§ Rows
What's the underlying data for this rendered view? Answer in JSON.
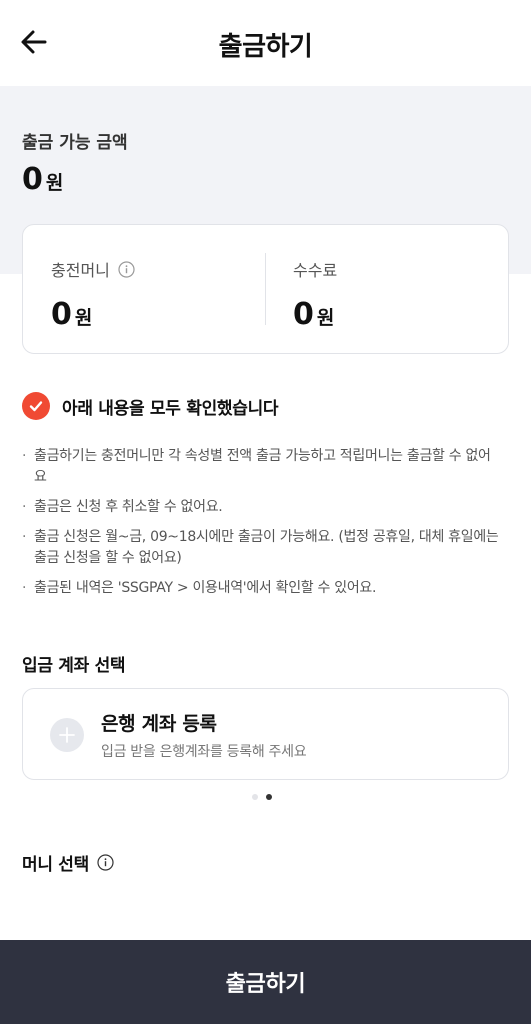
{
  "header": {
    "title": "출금하기",
    "back_icon": "arrow-left-icon"
  },
  "summary": {
    "available_label": "출금 가능 금액",
    "available_amount": "0",
    "unit": "원"
  },
  "money_card": {
    "charge": {
      "label": "충전머니",
      "amount": "0",
      "unit": "원",
      "icon": "info-icon"
    },
    "fee": {
      "label": "수수료",
      "amount": "0",
      "unit": "원"
    }
  },
  "confirm": {
    "label": "아래 내용을 모두 확인했습니다",
    "checked": true,
    "color": "#f04a33"
  },
  "notes": [
    "출금하기는 충전머니만 각 속성별 전액 출금 가능하고 적립머니는 출금할 수 없어요",
    "출금은 신청 후 취소할 수 없어요.",
    "출금 신청은 월~금, 09~18시에만 출금이 가능해요. (법정 공휴일, 대체 휴일에는 출금 신청을 할 수 없어요)",
    "출금된 내역은 'SSGPAY > 이용내역'에서 확인할 수 있어요."
  ],
  "deposit": {
    "section_title": "입금 계좌 선택",
    "card_title": "은행 계좌 등록",
    "card_subtitle": "입금 받을 은행계좌를 등록해 주세요"
  },
  "money_select": {
    "section_title": "머니 선택"
  },
  "footer": {
    "button_label": "출금하기",
    "color": "#2f3240"
  }
}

§ Requirement
With the pictures left out, transcribe the material exactly.

§ Solution
What's the underlying data for this rendered view? Answer in JSON.
{
  "header": {
    "title": "출금하기",
    "back_icon": "arrow-left-icon"
  },
  "summary": {
    "available_label": "출금 가능 금액",
    "available_amount": "0",
    "unit": "원"
  },
  "money_card": {
    "charge": {
      "label": "충전머니",
      "amount": "0",
      "unit": "원",
      "icon": "info-icon"
    },
    "fee": {
      "label": "수수료",
      "amount": "0",
      "unit": "원"
    }
  },
  "confirm": {
    "label": "아래 내용을 모두 확인했습니다",
    "checked": true,
    "color": "#f04a33"
  },
  "notes": [
    "출금하기는 충전머니만 각 속성별 전액 출금 가능하고 적립머니는 출금할 수 없어요",
    "출금은 신청 후 취소할 수 없어요.",
    "출금 신청은 월~금, 09~18시에만 출금이 가능해요. (법정 공휴일, 대체 휴일에는 출금 신청을 할 수 없어요)",
    "출금된 내역은 'SSGPAY > 이용내역'에서 확인할 수 있어요."
  ],
  "deposit": {
    "section_title": "입금 계좌 선택",
    "card_title": "은행 계좌 등록",
    "card_subtitle": "입금 받을 은행계좌를 등록해 주세요"
  },
  "money_select": {
    "section_title": "머니 선택"
  },
  "footer": {
    "button_label": "출금하기",
    "color": "#2f3240"
  }
}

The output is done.